> _Dataset_
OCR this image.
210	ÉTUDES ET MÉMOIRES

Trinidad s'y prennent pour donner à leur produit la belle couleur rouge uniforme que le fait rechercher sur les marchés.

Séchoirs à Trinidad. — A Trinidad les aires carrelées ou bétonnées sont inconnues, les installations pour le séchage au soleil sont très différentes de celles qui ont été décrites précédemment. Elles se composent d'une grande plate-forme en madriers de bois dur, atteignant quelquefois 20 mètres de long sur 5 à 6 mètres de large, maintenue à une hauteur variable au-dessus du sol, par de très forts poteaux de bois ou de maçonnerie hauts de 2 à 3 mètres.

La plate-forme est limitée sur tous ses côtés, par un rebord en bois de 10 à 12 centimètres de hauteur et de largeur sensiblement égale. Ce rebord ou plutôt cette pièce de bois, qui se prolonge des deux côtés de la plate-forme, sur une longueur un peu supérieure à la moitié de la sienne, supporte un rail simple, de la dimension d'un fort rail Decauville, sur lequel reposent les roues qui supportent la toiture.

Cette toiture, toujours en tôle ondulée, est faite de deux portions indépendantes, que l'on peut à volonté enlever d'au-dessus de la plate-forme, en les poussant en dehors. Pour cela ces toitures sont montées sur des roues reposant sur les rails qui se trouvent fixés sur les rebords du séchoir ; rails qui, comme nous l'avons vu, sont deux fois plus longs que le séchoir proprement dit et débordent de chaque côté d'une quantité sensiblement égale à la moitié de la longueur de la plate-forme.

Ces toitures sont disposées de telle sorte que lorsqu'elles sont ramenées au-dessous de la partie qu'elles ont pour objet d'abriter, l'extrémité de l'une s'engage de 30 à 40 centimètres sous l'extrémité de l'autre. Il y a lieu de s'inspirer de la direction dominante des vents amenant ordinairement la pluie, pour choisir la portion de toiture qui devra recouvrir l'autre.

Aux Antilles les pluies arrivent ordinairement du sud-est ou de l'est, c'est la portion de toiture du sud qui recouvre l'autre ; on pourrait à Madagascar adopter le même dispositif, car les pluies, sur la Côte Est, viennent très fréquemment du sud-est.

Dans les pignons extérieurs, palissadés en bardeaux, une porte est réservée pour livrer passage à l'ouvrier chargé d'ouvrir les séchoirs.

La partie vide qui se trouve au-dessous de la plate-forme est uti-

> _Written task_
Locate the string "centimètres" in the listing above and copy every line where it occurs.

> _Answer below_
La plate-forme est limitée sur tous ses côtés, par un rebord en bois de 10 à 12 centimètres de hauteur et de largeur sensiblement égale. Ce rebord ou plutôt cette pièce de bois, qui se prolonge des deux côtés de la plate-forme, sur une longueur un peu supérieure à la moitié de la sienne, supporte un rail simple, de la dimension d'un fort rail Decauville, sur lequel reposent les roues qui supportent la toiture.
Ces toitures sont disposées de telle sorte que lorsqu'elles sont ramenées au-dessous de la partie qu'elles ont pour objet d'abriter, l'extrémité de l'une s'engage de 30 à 40 centimètres sous l'extrémité de l'autre. Il y a lieu de s'inspirer de la direction dominante des vents amenant ordinairement la pluie, pour choisir la portion de toiture qui devra recouvrir l'autre.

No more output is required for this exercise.